Exercise goal
Report only the number of lines in the records that contain the word "zone".

Raw records

----------------

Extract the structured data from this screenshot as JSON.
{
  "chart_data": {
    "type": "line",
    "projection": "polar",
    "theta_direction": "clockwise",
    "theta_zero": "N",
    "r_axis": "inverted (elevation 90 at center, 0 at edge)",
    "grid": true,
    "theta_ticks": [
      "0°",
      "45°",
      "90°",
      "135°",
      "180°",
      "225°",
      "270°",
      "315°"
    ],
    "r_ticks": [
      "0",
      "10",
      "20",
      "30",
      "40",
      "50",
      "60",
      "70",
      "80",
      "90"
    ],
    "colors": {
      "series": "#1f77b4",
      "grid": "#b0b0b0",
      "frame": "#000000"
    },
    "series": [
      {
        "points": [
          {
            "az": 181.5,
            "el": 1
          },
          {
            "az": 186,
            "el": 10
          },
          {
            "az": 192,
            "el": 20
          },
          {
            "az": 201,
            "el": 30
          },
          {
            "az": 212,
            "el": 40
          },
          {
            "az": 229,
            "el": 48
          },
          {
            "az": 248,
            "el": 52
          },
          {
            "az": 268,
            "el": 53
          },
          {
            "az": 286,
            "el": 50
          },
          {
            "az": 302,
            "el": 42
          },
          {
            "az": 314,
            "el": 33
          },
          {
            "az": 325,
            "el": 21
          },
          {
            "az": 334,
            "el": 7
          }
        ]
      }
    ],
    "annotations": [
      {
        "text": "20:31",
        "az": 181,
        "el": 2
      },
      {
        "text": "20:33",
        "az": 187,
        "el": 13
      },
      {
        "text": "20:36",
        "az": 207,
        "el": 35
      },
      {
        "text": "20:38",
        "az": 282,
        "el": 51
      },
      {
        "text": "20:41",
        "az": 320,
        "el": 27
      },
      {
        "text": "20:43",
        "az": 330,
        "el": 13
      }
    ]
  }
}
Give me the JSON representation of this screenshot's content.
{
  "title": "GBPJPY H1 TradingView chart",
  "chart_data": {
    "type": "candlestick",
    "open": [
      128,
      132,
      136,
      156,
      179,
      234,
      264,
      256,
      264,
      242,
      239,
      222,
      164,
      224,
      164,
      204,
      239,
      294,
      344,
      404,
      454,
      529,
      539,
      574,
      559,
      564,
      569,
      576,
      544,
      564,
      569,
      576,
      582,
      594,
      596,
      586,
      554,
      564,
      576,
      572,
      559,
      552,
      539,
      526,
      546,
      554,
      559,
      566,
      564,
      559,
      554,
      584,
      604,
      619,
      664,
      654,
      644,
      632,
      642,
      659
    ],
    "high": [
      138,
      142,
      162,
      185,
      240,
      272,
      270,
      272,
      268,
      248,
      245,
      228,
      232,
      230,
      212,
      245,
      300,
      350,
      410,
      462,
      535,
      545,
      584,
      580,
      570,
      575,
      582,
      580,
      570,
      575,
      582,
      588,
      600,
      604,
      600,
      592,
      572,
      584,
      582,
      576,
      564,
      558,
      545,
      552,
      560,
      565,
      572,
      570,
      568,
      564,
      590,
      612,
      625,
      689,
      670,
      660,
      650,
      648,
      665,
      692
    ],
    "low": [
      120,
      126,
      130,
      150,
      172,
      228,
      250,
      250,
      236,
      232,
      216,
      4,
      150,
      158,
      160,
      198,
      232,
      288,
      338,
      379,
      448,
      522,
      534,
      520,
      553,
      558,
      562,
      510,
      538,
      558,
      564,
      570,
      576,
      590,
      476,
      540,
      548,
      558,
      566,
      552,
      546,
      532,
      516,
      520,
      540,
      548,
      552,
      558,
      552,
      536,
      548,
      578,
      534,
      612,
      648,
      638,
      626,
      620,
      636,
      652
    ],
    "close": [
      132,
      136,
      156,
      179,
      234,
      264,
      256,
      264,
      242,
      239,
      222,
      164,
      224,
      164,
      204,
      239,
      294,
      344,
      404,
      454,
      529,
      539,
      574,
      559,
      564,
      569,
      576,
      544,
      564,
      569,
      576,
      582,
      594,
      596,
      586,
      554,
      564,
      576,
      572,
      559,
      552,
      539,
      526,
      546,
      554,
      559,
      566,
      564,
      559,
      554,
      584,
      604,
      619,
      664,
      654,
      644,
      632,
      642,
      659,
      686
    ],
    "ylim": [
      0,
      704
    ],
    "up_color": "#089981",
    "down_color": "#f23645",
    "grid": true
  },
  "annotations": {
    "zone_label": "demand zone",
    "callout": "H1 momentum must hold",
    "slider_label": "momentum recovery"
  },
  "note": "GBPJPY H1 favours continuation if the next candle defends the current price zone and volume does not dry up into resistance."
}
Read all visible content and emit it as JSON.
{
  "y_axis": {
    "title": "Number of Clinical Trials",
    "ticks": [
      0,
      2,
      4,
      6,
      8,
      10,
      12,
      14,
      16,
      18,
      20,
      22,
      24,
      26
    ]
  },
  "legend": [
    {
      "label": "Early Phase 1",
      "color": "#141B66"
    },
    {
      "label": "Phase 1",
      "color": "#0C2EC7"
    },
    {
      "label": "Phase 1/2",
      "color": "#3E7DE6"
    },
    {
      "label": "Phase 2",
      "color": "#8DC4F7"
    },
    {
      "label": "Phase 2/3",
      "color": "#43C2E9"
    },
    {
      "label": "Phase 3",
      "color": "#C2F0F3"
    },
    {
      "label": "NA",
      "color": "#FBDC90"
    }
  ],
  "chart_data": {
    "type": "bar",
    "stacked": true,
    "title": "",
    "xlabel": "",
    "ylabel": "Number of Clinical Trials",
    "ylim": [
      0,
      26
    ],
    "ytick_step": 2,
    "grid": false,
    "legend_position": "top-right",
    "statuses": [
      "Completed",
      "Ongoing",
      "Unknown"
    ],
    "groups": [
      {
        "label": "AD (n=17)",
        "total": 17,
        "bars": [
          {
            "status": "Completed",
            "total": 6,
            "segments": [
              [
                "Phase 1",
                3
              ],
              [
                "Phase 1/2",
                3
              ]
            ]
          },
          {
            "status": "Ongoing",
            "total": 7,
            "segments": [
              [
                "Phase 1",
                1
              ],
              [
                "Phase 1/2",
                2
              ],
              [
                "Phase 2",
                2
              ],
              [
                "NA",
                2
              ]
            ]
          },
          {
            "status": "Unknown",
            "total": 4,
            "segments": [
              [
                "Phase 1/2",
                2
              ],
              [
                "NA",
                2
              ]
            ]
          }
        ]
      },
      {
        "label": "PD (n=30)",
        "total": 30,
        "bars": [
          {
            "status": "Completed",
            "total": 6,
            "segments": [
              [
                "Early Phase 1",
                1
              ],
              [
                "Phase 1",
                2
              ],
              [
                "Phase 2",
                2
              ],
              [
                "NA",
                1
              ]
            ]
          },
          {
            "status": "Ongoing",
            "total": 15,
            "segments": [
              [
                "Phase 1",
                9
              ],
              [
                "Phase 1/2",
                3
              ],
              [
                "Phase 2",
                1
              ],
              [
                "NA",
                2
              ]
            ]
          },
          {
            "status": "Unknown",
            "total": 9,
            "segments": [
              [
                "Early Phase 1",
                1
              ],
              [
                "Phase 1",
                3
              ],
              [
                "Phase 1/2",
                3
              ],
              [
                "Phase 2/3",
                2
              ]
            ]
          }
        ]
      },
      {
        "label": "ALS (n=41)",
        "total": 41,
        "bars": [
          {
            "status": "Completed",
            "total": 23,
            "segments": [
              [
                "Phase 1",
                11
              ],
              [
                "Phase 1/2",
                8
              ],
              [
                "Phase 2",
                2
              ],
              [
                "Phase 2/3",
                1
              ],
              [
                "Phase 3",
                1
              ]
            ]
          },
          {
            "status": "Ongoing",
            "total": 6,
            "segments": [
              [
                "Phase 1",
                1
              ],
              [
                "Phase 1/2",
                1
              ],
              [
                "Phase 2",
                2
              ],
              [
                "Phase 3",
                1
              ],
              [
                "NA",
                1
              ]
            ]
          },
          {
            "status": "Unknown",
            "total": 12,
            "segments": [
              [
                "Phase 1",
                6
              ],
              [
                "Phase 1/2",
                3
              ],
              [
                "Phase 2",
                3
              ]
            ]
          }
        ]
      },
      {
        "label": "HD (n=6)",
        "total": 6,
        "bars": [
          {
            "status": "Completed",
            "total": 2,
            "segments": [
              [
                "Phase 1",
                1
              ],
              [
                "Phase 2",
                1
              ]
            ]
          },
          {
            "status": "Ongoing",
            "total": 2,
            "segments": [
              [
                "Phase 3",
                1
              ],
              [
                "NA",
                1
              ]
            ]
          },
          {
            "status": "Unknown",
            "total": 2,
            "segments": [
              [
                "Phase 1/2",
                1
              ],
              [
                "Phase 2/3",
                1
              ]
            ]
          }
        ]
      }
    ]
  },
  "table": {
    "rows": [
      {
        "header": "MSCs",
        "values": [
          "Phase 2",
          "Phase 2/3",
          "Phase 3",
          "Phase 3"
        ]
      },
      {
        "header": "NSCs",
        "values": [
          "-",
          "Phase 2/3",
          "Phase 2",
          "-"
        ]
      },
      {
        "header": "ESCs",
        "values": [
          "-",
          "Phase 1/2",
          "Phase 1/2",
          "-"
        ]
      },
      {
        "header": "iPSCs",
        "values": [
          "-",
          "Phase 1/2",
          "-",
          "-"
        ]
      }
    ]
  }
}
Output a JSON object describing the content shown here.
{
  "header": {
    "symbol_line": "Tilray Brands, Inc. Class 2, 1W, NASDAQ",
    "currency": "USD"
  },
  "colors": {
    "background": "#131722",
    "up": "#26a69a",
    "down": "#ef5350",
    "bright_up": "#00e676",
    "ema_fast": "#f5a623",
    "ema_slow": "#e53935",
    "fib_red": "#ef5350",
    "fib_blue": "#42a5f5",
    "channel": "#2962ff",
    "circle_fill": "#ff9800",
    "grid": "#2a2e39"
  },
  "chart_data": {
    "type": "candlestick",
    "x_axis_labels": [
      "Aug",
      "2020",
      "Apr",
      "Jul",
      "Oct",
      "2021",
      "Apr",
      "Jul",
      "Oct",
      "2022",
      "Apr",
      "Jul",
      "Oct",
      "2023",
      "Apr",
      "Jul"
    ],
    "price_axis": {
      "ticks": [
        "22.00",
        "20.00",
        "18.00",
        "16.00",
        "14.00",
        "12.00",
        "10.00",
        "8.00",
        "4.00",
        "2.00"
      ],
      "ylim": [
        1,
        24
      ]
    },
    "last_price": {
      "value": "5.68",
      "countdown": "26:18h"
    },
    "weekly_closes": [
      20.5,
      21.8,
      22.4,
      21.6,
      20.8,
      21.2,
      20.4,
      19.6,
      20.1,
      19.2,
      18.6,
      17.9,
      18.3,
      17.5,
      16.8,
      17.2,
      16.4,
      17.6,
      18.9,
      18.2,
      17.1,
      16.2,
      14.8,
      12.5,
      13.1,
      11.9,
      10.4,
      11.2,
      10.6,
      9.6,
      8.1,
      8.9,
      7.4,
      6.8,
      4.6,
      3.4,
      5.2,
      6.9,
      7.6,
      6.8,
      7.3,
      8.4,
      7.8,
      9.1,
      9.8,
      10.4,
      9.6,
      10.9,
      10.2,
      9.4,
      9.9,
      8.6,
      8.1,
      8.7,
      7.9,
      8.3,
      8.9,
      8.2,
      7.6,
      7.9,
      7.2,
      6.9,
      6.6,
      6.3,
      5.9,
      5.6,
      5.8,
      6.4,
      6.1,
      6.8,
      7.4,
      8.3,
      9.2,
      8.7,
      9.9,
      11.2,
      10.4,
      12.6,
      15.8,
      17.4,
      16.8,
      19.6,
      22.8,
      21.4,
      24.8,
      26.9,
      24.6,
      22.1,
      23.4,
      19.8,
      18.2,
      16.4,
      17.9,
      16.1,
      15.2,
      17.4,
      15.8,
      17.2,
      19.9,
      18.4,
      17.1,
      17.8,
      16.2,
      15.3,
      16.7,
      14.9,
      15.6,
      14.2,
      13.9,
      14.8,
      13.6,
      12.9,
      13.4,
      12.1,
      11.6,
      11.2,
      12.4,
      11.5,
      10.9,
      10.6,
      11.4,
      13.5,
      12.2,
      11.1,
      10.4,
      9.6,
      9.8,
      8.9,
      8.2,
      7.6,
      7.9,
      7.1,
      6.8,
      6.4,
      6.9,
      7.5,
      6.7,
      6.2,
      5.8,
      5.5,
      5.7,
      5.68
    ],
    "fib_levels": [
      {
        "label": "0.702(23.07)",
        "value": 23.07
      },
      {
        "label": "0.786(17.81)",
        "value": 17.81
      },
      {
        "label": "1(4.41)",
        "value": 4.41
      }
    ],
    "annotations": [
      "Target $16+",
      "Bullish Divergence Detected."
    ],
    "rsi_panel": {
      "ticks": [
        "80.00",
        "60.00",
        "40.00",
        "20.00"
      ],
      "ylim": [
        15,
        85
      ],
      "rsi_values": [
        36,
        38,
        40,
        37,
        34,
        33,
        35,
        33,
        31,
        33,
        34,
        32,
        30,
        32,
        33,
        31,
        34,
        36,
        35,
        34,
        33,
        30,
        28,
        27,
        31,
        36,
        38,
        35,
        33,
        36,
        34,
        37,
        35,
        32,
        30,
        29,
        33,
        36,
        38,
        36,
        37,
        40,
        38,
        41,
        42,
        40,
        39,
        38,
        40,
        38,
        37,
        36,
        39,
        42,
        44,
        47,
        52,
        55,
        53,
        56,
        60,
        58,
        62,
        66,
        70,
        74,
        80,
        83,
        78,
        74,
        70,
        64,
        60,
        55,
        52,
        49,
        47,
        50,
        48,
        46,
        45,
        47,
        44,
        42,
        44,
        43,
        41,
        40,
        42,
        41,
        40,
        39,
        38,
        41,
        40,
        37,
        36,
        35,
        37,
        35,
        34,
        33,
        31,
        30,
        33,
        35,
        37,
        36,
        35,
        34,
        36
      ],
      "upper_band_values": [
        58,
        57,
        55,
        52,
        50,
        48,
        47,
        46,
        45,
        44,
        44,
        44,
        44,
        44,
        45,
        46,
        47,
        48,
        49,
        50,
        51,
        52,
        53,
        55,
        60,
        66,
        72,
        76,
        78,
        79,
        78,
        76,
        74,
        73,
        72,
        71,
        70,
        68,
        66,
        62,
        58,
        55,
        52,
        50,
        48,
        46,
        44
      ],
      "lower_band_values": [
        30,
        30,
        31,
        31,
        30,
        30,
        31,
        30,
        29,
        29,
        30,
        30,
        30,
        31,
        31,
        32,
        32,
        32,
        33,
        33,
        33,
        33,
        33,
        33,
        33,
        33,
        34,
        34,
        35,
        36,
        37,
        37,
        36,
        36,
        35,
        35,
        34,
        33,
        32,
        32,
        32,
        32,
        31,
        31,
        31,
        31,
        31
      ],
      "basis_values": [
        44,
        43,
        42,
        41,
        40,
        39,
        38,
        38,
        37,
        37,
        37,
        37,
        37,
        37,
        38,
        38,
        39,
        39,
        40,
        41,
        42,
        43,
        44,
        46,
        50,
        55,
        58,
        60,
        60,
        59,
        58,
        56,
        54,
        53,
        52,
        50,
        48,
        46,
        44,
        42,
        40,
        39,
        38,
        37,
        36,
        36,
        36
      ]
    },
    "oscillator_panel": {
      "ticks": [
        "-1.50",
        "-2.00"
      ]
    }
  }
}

----------------

Written response
2